__Task requirements__:
Set down all of the data exactly as it appears.

=== The records ===

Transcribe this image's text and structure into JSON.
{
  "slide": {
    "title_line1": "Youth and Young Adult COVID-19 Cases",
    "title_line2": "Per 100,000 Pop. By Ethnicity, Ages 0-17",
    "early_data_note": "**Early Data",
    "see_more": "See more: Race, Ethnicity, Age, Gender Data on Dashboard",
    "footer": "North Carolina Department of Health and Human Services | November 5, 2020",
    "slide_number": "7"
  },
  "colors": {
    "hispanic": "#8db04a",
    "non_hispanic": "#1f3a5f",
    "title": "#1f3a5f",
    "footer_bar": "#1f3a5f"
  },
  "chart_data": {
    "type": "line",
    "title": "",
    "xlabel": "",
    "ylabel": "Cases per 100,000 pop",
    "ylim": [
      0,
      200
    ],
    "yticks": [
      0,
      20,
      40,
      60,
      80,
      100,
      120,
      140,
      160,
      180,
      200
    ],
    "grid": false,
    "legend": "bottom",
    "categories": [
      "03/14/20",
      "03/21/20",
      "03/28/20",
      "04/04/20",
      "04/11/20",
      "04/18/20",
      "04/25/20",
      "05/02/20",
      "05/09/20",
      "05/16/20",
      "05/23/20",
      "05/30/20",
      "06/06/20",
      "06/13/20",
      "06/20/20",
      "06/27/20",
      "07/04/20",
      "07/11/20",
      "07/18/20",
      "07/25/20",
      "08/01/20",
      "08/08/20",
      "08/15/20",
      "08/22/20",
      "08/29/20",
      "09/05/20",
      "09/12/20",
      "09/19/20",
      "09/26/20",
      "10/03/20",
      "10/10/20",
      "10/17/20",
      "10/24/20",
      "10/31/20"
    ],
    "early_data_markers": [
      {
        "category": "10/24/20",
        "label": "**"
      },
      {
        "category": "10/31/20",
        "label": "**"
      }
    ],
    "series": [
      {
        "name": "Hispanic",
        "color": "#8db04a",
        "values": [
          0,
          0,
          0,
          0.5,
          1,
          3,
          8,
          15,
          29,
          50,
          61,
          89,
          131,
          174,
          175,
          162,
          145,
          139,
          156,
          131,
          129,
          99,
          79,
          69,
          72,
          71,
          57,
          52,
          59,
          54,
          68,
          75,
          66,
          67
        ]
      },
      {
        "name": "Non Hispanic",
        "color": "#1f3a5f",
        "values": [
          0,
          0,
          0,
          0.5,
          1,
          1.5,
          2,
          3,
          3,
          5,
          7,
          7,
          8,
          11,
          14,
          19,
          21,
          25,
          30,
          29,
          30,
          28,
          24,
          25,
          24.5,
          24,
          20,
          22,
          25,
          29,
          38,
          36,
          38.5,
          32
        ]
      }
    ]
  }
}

===

__The reply__:
Transcribe this image's text and structure into JSON.
{
  "slide": {
    "title_line1": "Youth and Young Adult COVID-19 Cases",
    "title_line2": "Per 100,000 Pop. By Ethnicity, Ages 0-17",
    "early_data_note": "**Early Data",
    "see_more": "See more: Race, Ethnicity, Age, Gender Data on Dashboard",
    "footer": "North Carolina Department of Health and Human Services | November 5, 2020",
    "slide_number": "7"
  },
  "colors": {
    "hispanic": "#8db04a",
    "non_hispanic": "#1f3a5f",
    "title": "#1f3a5f",
    "footer_bar": "#1f3a5f"
  },
  "chart_data": {
    "type": "line",
    "title": "",
    "xlabel": "",
    "ylabel": "Cases per 100,000 pop",
    "ylim": [
      0,
      200
    ],
    "yticks": [
      0,
      20,
      40,
      60,
      80,
      100,
      120,
      140,
      160,
      180,
      200
    ],
    "grid": false,
    "legend": "bottom",
    "categories": [
      "03/14/20",
      "03/21/20",
      "03/28/20",
      "04/04/20",
      "04/11/20",
      "04/18/20",
      "04/25/20",
      "05/02/20",
      "05/09/20",
      "05/16/20",
      "05/23/20",
      "05/30/20",
      "06/06/20",
      "06/13/20",
      "06/20/20",
      "06/27/20",
      "07/04/20",
      "07/11/20",
      "07/18/20",
      "07/25/20",
      "08/01/20",
      "08/08/20",
      "08/15/20",
      "08/22/20",
      "08/29/20",
      "09/05/20",
      "09/12/20",
      "09/19/20",
      "09/26/20",
      "10/03/20",
      "10/10/20",
      "10/17/20",
      "10/24/20",
      "10/31/20"
    ],
    "early_data_markers": [
      {
        "category": "10/24/20",
        "label": "**"
      },
      {
        "category": "10/31/20",
        "label": "**"
      }
    ],
    "series": [
      {
        "name": "Hispanic",
        "color": "#8db04a",
        "values": [
          0,
          0,
          0,
          0.5,
          1,
          3,
          8,
          15,
          29,
          50,
          61,
          89,
          131,
          174,
          175,
          162,
          145,
          139,
          156,
          131,
          129,
          99,
          79,
          69,
          72,
          71,
          57,
          52,
          59,
          54,
          68,
          75,
          66,
          67
        ]
      },
      {
        "name": "Non Hispanic",
        "color": "#1f3a5f",
        "values": [
          0,
          0,
          0,
          0.5,
          1,
          1.5,
          2,
          3,
          3,
          5,
          7,
          7,
          8,
          11,
          14,
          19,
          21,
          25,
          30,
          29,
          30,
          28,
          24,
          25,
          24.5,
          24,
          20,
          22,
          25,
          29,
          38,
          36,
          38.5,
          32
        ]
      }
    ]
  }
}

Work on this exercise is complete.